> Your objective
Nothing may be dropped or altered: reproduce all the data.

Entries taken from a collection
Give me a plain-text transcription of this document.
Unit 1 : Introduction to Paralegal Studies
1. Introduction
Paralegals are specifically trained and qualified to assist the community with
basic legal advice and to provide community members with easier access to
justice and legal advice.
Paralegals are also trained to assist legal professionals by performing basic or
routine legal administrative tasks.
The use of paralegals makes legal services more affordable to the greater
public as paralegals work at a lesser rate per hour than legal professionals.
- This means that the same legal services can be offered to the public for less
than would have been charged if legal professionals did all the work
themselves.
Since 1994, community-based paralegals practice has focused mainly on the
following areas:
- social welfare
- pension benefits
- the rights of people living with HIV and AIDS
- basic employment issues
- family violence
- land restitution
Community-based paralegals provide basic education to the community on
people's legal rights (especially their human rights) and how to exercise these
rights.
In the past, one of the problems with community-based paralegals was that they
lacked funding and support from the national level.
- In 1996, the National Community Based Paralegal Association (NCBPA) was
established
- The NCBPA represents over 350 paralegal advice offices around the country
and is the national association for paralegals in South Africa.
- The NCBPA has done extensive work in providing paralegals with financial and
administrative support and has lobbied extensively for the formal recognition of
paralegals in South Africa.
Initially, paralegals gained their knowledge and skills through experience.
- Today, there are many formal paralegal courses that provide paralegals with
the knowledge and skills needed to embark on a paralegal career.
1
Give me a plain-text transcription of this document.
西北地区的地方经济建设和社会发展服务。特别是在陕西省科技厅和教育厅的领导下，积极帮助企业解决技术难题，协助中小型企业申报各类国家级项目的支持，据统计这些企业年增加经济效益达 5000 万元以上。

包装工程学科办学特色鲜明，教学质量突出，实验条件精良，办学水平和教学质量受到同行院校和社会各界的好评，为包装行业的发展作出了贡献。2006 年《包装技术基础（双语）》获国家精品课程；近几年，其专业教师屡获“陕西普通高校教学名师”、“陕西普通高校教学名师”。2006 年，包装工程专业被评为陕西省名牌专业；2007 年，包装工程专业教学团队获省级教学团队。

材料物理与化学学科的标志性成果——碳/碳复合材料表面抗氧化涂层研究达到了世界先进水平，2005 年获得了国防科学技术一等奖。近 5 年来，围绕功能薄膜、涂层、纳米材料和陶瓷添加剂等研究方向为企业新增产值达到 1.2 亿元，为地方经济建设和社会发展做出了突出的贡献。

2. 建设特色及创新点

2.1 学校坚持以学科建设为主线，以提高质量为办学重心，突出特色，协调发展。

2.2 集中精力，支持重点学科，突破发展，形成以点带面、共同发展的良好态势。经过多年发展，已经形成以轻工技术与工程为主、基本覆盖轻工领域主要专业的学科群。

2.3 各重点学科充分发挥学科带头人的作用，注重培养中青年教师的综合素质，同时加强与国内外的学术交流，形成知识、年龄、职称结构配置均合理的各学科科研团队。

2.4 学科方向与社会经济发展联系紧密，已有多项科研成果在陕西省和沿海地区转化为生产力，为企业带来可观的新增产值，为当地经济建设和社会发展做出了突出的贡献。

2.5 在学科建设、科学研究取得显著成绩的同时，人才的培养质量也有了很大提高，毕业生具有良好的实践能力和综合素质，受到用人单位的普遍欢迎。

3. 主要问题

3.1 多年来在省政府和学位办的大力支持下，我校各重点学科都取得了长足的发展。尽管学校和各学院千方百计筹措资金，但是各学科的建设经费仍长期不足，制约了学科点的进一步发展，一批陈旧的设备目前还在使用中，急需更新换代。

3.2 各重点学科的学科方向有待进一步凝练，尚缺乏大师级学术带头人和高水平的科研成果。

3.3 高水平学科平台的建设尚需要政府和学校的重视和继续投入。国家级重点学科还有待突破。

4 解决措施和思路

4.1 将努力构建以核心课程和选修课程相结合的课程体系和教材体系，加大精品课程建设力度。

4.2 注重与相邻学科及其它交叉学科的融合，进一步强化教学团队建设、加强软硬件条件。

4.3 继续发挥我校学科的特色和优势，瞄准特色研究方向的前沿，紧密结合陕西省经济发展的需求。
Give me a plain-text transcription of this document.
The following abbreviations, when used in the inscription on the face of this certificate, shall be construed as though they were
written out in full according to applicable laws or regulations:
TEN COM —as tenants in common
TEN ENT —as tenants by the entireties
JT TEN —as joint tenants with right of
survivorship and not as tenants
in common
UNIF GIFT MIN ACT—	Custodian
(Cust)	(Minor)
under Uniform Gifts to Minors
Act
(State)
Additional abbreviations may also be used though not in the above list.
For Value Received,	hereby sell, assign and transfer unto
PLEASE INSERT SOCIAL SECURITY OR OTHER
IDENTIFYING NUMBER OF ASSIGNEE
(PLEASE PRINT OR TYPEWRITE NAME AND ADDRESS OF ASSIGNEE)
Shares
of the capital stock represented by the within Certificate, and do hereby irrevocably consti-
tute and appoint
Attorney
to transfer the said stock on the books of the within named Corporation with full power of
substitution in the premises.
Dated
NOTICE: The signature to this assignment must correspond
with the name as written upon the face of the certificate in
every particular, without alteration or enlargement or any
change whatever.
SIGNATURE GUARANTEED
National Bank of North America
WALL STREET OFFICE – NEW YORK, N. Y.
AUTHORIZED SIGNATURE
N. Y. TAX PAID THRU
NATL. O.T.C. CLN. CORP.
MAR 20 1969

> Right answer
Give me a plain-text transcription of this document.
Unit 1 : Introduction to Paralegal Studies
1. Introduction
Paralegals are specifically trained and qualified to assist the community with
basic legal advice and to provide community members with easier access to
justice and legal advice.
Paralegals are also trained to assist legal professionals by performing basic or
routine legal administrative tasks.
The use of paralegals makes legal services more affordable to the greater
public as paralegals work at a lesser rate per hour than legal professionals.
- This means that the same legal services can be offered to the public for less
than would have been charged if legal professionals did all the work
themselves.
Since 1994, community-based paralegals practice has focused mainly on the
following areas:
- social welfare
- pension benefits
- the rights of people living with HIV and AIDS
- basic employment issues
- family violence
- land restitution
Community-based paralegals provide basic education to the community on
people's legal rights (especially their human rights) and how to exercise these
rights.
In the past, one of the problems with community-based paralegals was that they
lacked funding and support from the national level.
- In 1996, the National Community Based Paralegal Association (NCBPA) was
established
- The NCBPA represents over 350 paralegal advice offices around the country
and is the national association for paralegals in South Africa.
- The NCBPA has done extensive work in providing paralegals with financial and
administrative support and has lobbied extensively for the formal recognition of
paralegals in South Africa.
Initially, paralegals gained their knowledge and skills through experience.
- Today, there are many formal paralegal courses that provide paralegals with
the knowledge and skills needed to embark on a paralegal career.
1
Give me a plain-text transcription of this document.
西北地区的地方经济建设和社会发展服务。特别是在陕西省科技厅和教育厅的领导下，积极帮助企业解决技术难题，协助中小型企业申报各类国家级项目的支持，据统计这些企业年增加经济效益达 5000 万元以上。

包装工程学科办学特色鲜明，教学质量突出，实验条件精良，办学水平和教学质量受到同行院校和社会各界的好评，为包装行业的发展作出了贡献。2006 年《包装技术基础（双语）》获国家精品课程；近几年，其专业教师屡获“陕西普通高校教学名师”、“陕西普通高校教学名师”。2006 年，包装工程专业被评为陕西省名牌专业；2007 年，包装工程专业教学团队获省级教学团队。

材料物理与化学学科的标志性成果——碳/碳复合材料表面抗氧化涂层研究达到了世界先进水平，2005 年获得了国防科学技术一等奖。近 5 年来，围绕功能薄膜、涂层、纳米材料和陶瓷添加剂等研究方向为企业新增产值达到 1.2 亿元，为地方经济建设和社会发展做出了突出的贡献。

2. 建设特色及创新点

2.1 学校坚持以学科建设为主线，以提高质量为办学重心，突出特色，协调发展。

2.2 集中精力，支持重点学科，突破发展，形成以点带面、共同发展的良好态势。经过多年发展，已经形成以轻工技术与工程为主、基本覆盖轻工领域主要专业的学科群。

2.3 各重点学科充分发挥学科带头人的作用，注重培养中青年教师的综合素质，同时加强与国内外的学术交流，形成知识、年龄、职称结构配置均合理的各学科科研团队。

2.4 学科方向与社会经济发展联系紧密，已有多项科研成果在陕西省和沿海地区转化为生产力，为企业带来可观的新增产值，为当地经济建设和社会发展做出了突出的贡献。

2.5 在学科建设、科学研究取得显著成绩的同时，人才的培养质量也有了很大提高，毕业生具有良好的实践能力和综合素质，受到用人单位的普遍欢迎。

3. 主要问题

3.1 多年来在省政府和学位办的大力支持下，我校各重点学科都取得了长足的发展。尽管学校和各学院千方百计筹措资金，但是各学科的建设经费仍长期不足，制约了学科点的进一步发展，一批陈旧的设备目前还在使用中，急需更新换代。

3.2 各重点学科的学科方向有待进一步凝练，尚缺乏大师级学术带头人和高水平的科研成果。

3.3 高水平学科平台的建设尚需要政府和学校的重视和继续投入。国家级重点学科还有待突破。

4 解决措施和思路

4.1 将努力构建以核心课程和选修课程相结合的课程体系和教材体系，加大精品课程建设力度。

4.2 注重与相邻学科及其它交叉学科的融合，进一步强化教学团队建设、加强软硬件条件。

4.3 继续发挥我校学科的特色和优势，瞄准特色研究方向的前沿，紧密结合陕西省经济发展的需求。
Give me a plain-text transcription of this document.
The following abbreviations, when used in the inscription on the face of this certificate, shall be construed as though they were
written out in full according to applicable laws or regulations:
TEN COM —as tenants in common
TEN ENT —as tenants by the entireties
JT TEN —as joint tenants with right of
survivorship and not as tenants
in common
UNIF GIFT MIN ACT—	Custodian
(Cust)	(Minor)
under Uniform Gifts to Minors
Act
(State)
Additional abbreviations may also be used though not in the above list.
For Value Received,	hereby sell, assign and transfer unto
PLEASE INSERT SOCIAL SECURITY OR OTHER
IDENTIFYING NUMBER OF ASSIGNEE
(PLEASE PRINT OR TYPEWRITE NAME AND ADDRESS OF ASSIGNEE)
Shares
of the capital stock represented by the within Certificate, and do hereby irrevocably consti-
tute and appoint
Attorney
to transfer the said stock on the books of the within named Corporation with full power of
substitution in the premises.
Dated
NOTICE: The signature to this assignment must correspond
with the name as written upon the face of the certificate in
every particular, without alteration or enlargement or any
change whatever.
SIGNATURE GUARANTEED
National Bank of North America
WALL STREET OFFICE – NEW YORK, N. Y.
AUTHORIZED SIGNATURE
N. Y. TAX PAID THRU
NATL. O.T.C. CLN. CORP.
MAR 20 1969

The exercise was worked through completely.